## Exercise
Review the listing and copy each line that holds the word "data".

## Records supplied
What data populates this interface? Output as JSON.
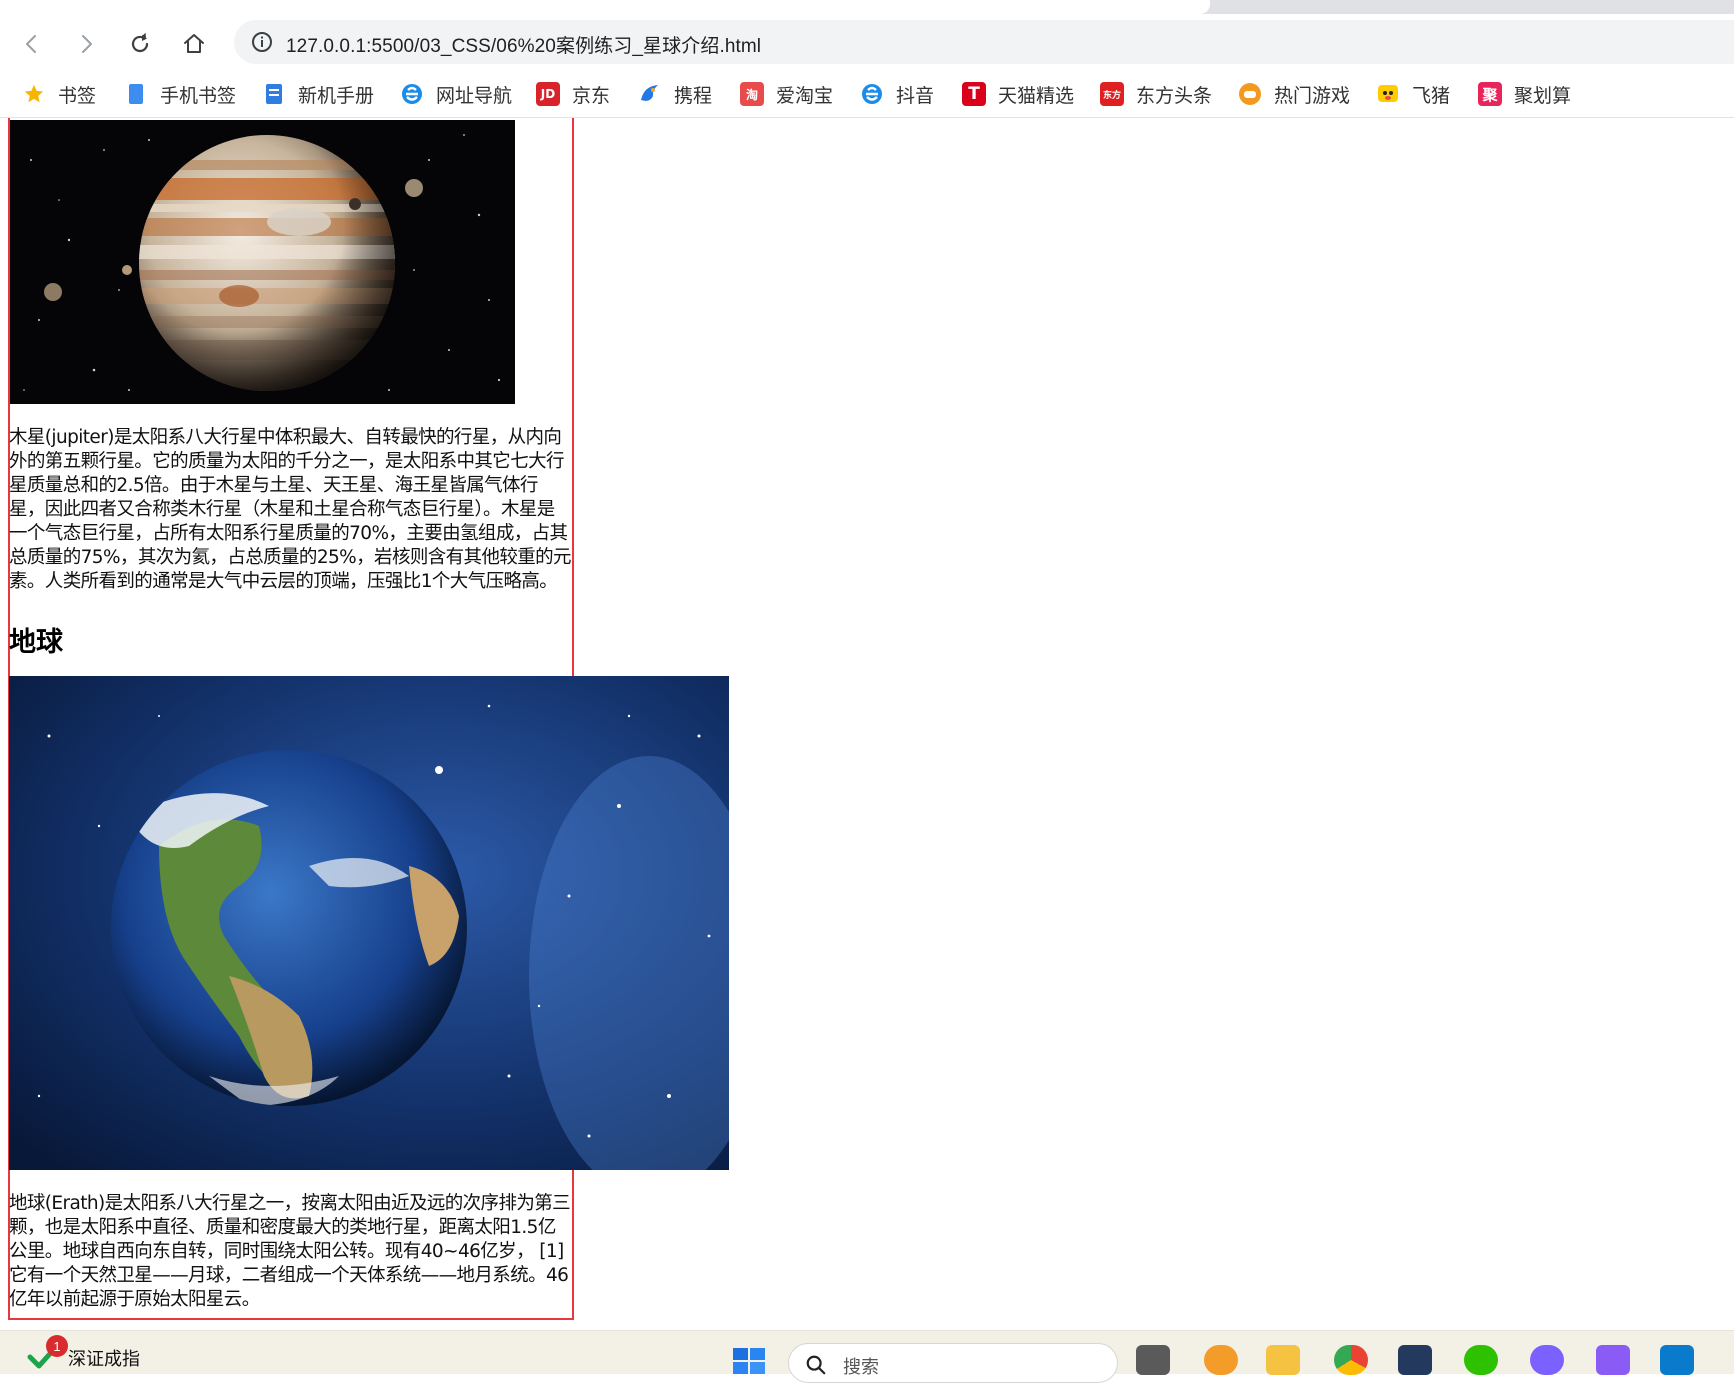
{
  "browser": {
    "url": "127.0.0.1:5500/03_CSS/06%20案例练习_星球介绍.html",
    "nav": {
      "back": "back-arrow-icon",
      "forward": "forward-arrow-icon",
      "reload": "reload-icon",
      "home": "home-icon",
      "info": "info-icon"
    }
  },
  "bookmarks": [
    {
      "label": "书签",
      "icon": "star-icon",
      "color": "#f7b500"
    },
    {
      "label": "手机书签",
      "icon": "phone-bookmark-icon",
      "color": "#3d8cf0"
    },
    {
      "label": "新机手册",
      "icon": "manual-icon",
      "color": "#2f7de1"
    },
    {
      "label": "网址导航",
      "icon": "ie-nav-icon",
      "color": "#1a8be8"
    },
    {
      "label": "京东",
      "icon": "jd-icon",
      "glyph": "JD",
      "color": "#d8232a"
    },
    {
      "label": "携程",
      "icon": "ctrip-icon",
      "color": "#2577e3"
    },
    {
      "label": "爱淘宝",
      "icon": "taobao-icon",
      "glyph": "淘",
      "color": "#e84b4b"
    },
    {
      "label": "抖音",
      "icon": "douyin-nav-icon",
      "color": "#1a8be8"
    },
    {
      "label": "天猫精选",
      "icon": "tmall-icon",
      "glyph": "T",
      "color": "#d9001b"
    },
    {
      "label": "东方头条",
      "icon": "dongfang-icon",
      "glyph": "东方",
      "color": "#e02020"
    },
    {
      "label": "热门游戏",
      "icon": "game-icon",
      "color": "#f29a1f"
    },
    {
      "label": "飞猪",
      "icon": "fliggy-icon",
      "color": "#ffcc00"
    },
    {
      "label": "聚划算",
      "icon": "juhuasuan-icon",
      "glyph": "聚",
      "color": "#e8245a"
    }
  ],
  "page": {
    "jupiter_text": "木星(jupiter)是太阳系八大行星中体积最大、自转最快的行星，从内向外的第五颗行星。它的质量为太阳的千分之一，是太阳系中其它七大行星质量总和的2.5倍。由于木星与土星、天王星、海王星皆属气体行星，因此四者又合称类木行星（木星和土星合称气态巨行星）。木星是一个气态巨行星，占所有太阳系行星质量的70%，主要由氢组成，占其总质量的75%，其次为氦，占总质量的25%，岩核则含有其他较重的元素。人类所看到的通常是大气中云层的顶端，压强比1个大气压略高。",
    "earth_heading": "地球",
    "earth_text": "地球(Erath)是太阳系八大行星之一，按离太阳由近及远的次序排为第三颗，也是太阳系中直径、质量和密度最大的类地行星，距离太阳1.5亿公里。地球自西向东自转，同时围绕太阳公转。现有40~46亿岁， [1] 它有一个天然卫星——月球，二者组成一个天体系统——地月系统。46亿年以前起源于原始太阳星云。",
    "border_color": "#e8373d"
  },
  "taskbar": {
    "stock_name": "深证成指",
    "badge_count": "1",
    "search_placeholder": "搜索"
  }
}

--

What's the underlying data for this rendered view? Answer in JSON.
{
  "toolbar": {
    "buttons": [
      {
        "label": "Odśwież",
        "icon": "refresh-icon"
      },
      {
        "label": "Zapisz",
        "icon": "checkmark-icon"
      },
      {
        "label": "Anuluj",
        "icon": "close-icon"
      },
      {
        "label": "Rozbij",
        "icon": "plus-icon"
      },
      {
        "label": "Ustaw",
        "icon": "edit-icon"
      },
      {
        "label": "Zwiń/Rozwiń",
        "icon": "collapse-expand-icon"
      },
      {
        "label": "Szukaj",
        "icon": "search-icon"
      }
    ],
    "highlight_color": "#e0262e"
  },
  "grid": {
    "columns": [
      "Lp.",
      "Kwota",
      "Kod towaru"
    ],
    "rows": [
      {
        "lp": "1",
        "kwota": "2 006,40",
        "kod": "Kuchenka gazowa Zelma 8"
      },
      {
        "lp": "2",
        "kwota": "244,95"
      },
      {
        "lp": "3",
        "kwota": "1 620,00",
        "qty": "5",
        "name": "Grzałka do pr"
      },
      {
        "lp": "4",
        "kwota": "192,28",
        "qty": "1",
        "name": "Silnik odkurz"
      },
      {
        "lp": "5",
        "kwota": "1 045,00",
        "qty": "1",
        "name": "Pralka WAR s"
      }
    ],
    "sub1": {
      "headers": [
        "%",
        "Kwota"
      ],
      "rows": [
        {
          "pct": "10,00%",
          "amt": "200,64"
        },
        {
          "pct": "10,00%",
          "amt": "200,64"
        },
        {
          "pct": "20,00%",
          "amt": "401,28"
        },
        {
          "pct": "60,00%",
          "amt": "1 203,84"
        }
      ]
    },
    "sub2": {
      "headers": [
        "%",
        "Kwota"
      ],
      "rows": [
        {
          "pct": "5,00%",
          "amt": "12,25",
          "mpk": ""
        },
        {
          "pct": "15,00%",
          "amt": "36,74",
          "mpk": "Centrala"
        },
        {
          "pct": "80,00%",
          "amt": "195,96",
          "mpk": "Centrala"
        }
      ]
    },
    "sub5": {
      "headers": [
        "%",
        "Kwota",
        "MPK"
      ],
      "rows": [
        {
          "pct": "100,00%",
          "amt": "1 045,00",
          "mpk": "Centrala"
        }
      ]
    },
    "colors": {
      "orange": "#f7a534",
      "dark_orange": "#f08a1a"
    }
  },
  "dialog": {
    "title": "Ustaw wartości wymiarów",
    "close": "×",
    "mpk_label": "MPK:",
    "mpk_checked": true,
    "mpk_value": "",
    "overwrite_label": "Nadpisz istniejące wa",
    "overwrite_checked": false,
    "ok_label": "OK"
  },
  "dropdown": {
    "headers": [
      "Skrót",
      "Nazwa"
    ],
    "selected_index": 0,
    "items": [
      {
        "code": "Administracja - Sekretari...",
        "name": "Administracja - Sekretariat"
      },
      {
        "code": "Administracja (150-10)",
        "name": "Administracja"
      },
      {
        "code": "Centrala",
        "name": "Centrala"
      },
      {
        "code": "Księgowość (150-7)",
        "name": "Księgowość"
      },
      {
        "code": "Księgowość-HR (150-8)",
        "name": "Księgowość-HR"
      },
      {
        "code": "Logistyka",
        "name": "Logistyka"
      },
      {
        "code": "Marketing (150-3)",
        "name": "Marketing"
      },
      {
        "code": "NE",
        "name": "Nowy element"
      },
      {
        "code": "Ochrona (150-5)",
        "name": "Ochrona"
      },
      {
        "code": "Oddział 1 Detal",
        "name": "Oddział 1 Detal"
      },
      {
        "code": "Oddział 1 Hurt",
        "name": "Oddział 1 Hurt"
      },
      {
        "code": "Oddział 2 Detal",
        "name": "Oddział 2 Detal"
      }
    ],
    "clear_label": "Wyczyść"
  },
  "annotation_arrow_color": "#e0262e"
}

## Response
What data populates this interface? Output as JSON.
What's the underlying data for this rendered view? Answer in JSON.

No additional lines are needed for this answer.